Stored data:
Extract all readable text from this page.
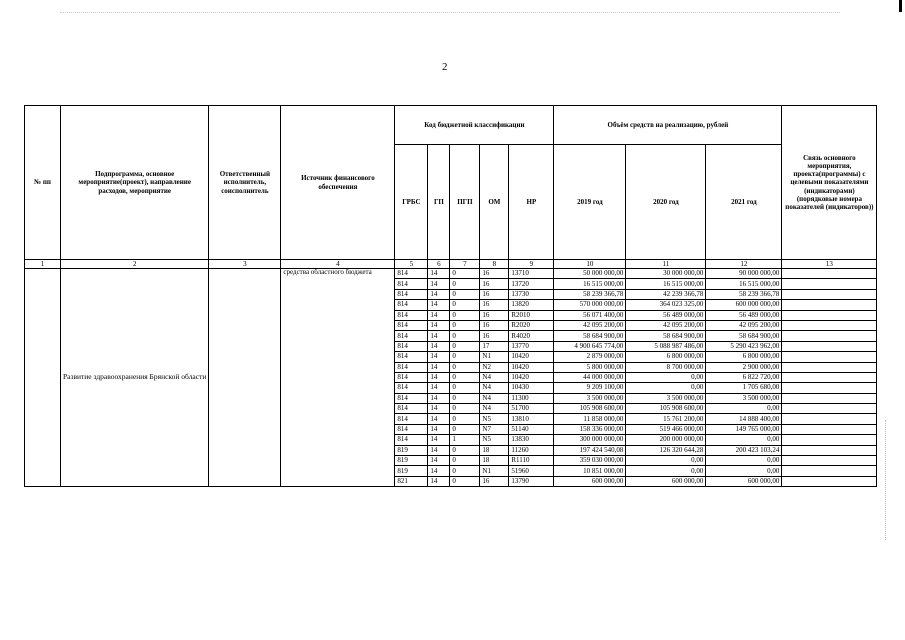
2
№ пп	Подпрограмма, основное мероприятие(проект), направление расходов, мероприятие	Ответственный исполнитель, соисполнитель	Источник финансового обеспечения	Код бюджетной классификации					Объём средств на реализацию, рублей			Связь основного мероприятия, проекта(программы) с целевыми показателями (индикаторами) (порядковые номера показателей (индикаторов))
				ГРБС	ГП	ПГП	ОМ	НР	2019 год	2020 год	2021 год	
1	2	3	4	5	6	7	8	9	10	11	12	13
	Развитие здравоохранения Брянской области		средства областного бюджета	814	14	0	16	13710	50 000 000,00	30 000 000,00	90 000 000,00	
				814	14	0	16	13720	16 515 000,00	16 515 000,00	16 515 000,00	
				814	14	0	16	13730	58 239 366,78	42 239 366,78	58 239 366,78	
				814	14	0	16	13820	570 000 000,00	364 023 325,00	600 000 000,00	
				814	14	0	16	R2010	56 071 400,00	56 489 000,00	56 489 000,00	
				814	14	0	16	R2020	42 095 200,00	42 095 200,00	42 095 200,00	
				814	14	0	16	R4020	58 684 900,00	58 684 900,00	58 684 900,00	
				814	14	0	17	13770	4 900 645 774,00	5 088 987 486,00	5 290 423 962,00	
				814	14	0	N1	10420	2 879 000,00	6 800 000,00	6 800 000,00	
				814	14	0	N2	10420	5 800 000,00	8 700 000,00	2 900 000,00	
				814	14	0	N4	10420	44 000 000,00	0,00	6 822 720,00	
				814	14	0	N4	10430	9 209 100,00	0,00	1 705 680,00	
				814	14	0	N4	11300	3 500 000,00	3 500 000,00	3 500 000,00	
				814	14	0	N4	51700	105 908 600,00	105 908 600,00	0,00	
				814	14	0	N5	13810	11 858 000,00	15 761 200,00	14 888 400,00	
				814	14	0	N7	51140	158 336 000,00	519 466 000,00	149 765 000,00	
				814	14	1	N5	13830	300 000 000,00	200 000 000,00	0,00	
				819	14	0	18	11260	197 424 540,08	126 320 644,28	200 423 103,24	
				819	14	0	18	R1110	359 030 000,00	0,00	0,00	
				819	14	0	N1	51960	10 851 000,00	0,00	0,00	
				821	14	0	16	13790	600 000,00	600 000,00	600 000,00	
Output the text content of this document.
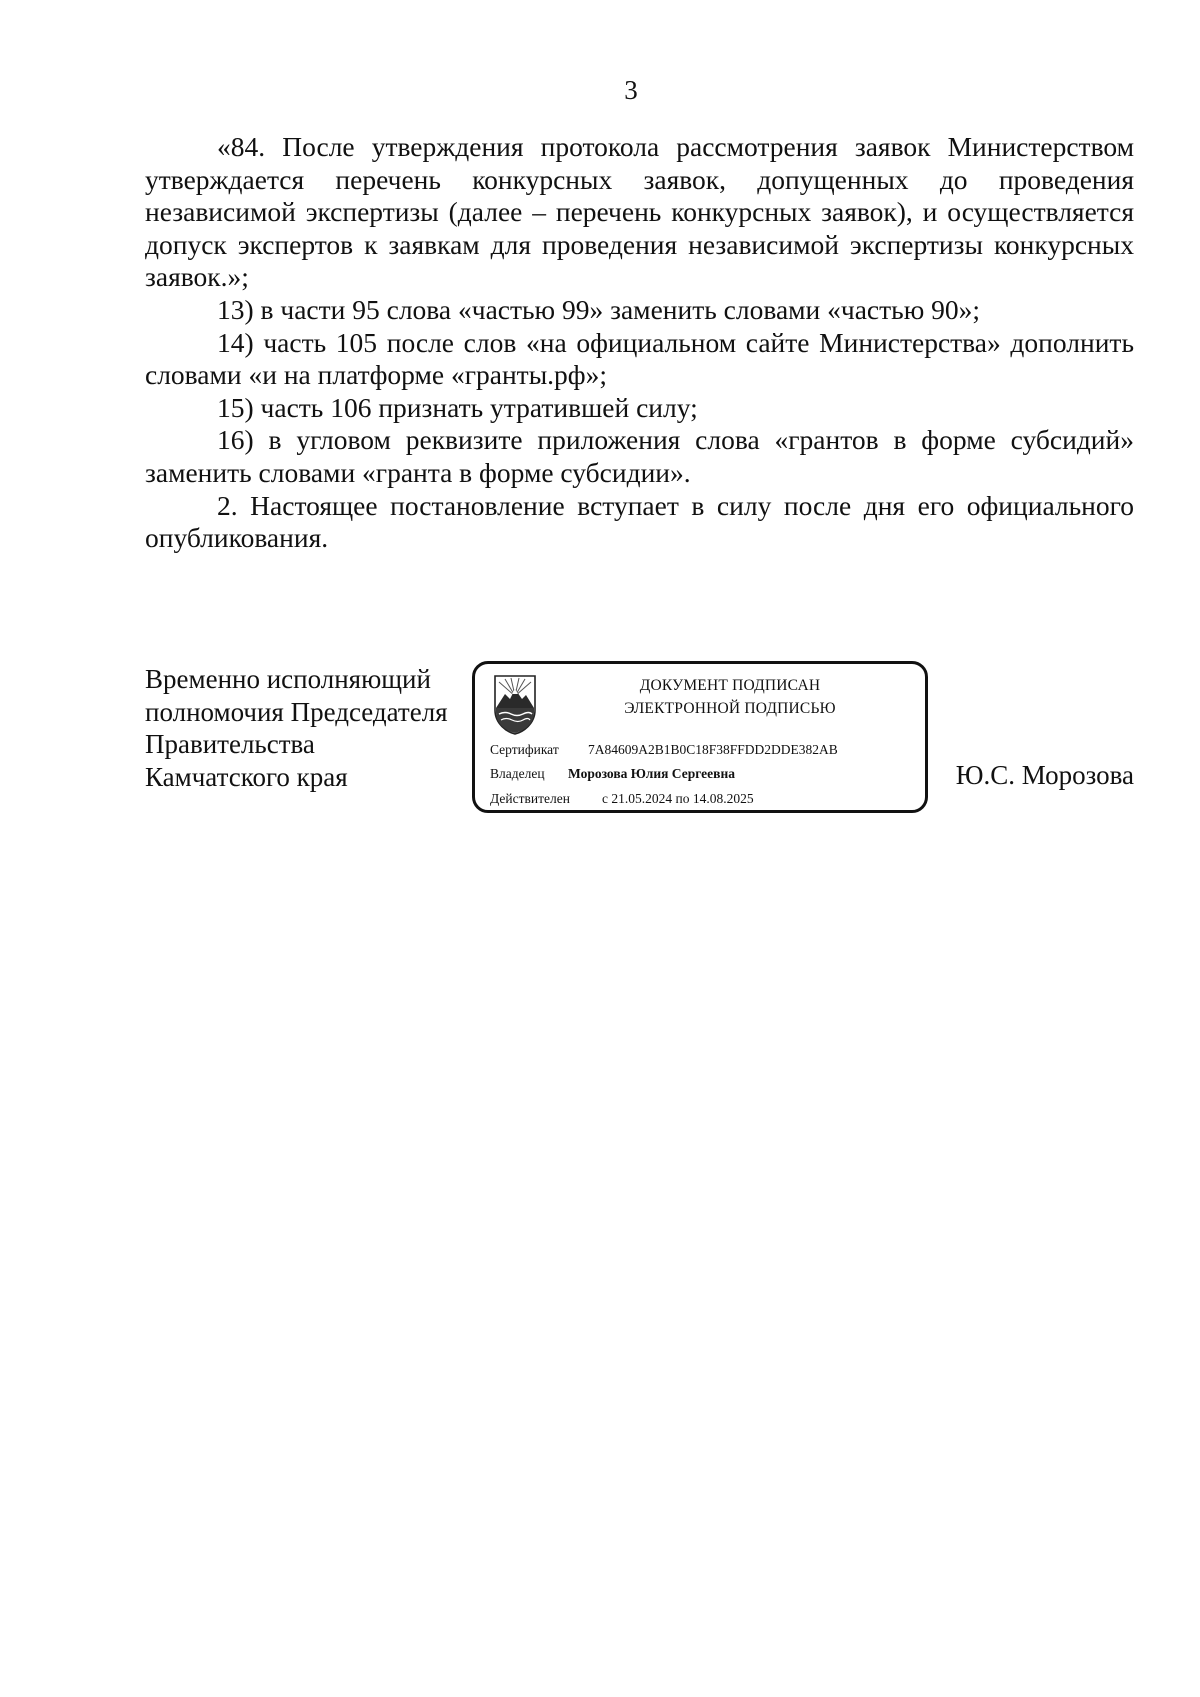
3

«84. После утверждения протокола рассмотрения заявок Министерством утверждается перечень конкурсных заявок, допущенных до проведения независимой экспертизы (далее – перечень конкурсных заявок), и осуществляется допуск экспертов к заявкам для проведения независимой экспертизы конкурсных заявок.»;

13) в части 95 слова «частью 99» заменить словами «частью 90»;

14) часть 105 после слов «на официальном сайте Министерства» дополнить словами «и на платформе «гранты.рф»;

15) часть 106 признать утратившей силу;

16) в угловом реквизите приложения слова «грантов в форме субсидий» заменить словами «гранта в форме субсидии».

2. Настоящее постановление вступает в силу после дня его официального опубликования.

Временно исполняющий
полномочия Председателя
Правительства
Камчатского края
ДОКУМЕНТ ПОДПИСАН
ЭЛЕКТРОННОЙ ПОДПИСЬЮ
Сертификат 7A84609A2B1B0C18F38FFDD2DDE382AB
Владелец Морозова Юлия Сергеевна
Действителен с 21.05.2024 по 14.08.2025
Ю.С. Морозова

...

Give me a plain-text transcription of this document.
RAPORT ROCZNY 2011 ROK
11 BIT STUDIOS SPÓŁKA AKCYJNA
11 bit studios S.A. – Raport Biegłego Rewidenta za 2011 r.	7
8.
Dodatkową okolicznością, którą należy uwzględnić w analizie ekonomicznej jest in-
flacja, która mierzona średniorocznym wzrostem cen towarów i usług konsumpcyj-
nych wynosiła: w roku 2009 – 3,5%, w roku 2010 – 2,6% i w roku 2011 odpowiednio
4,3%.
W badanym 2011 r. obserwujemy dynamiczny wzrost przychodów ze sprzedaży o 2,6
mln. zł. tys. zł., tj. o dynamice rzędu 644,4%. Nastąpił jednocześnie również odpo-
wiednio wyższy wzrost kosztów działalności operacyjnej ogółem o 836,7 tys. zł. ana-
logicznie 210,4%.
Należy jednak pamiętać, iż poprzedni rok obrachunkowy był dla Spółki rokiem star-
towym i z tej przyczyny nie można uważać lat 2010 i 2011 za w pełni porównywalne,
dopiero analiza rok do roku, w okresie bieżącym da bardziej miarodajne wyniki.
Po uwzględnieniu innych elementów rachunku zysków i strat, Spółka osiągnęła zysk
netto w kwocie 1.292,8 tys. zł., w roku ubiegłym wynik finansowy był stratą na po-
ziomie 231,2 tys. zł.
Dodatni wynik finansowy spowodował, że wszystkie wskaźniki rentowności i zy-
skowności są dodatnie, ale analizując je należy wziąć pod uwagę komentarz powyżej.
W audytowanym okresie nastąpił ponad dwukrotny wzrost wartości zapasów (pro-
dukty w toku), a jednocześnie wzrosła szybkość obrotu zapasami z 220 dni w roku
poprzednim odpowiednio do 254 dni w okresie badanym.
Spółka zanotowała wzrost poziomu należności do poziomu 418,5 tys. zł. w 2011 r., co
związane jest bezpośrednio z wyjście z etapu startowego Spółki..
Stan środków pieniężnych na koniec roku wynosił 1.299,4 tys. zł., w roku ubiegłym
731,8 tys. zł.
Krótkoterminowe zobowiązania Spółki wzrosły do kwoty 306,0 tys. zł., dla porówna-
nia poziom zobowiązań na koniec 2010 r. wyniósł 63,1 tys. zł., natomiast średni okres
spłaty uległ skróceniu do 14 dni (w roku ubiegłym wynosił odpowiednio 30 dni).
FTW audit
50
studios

* * *

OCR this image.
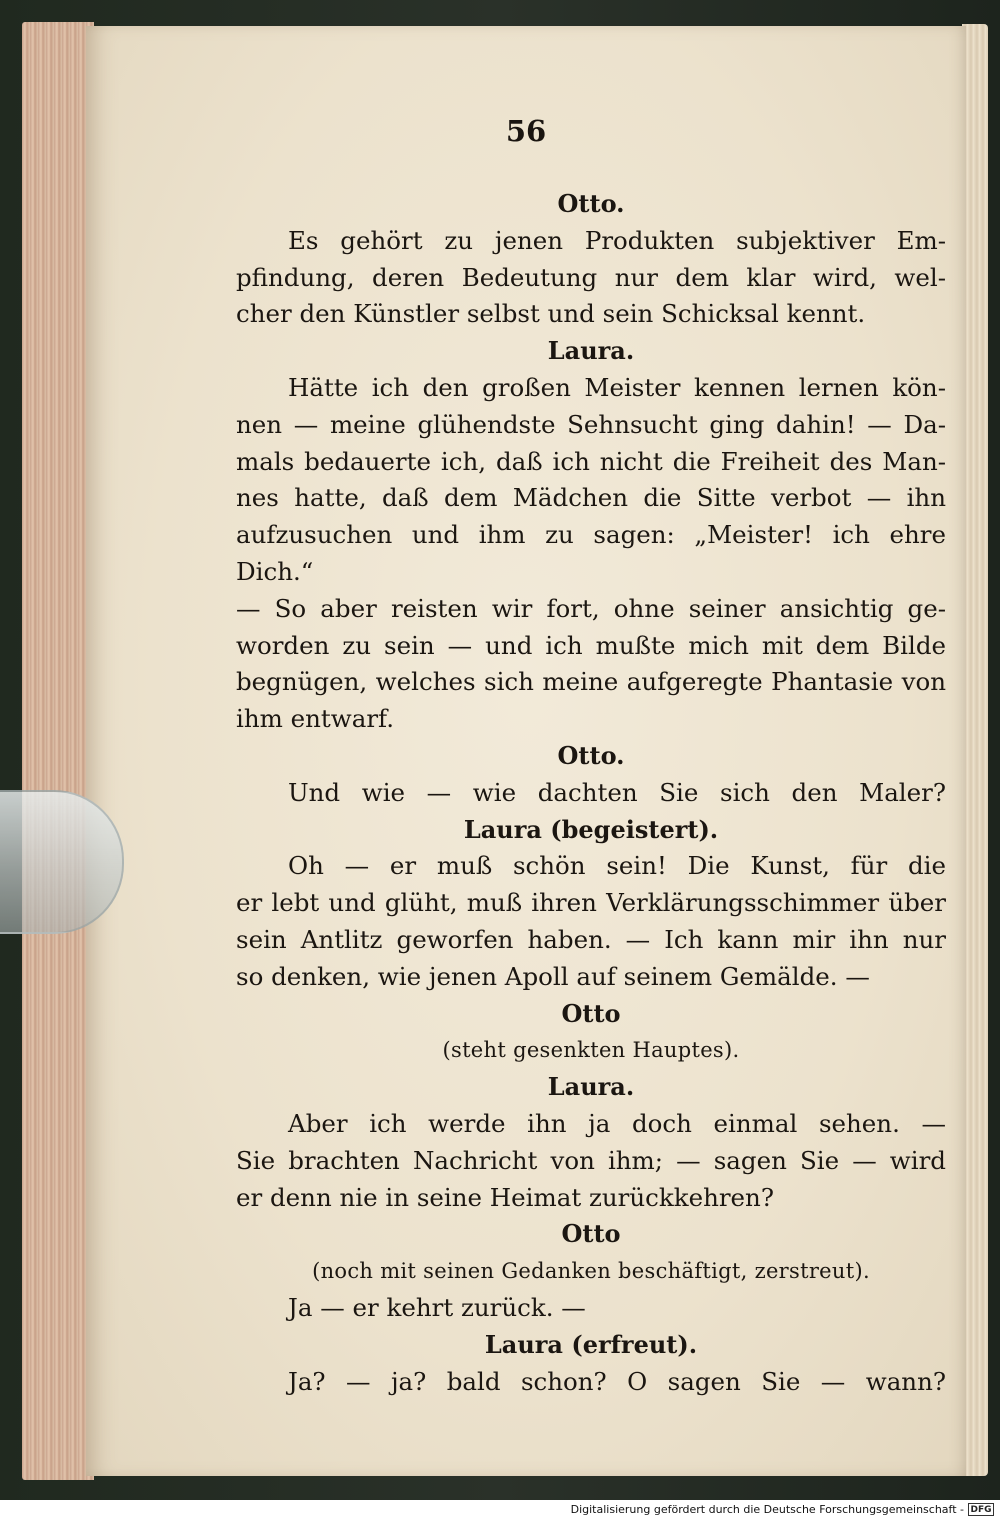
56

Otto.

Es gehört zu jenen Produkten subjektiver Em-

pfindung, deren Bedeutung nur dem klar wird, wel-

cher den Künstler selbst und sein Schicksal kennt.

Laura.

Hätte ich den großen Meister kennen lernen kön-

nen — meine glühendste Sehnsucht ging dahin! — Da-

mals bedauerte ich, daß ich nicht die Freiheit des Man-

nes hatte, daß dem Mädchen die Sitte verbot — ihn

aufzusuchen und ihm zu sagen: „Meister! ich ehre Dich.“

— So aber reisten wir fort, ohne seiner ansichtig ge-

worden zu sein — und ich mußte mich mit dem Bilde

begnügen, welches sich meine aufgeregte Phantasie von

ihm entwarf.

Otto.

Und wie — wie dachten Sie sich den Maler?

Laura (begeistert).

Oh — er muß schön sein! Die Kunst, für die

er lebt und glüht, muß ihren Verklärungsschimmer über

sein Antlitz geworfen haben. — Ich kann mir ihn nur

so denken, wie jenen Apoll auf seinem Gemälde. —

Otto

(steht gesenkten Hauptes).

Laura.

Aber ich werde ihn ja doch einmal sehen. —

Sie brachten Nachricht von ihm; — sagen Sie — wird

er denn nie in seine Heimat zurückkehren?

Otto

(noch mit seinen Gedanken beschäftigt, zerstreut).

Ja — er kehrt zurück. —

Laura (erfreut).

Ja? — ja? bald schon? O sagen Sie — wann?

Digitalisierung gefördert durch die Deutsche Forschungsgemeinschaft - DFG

YOUR OBJECTIVE:
From the data above, pick out each line containing "jednocześnie" and copy it.

SOLUTION FOR THIS PROBLEM:
mln. zł. tys. zł., tj. o dynamice rzędu 644,4%. Nastąpił jednocześnie również odpo-
dukty w toku), a jednocześnie wzrosła szybkość obrotu zapasami z 220 dni w roku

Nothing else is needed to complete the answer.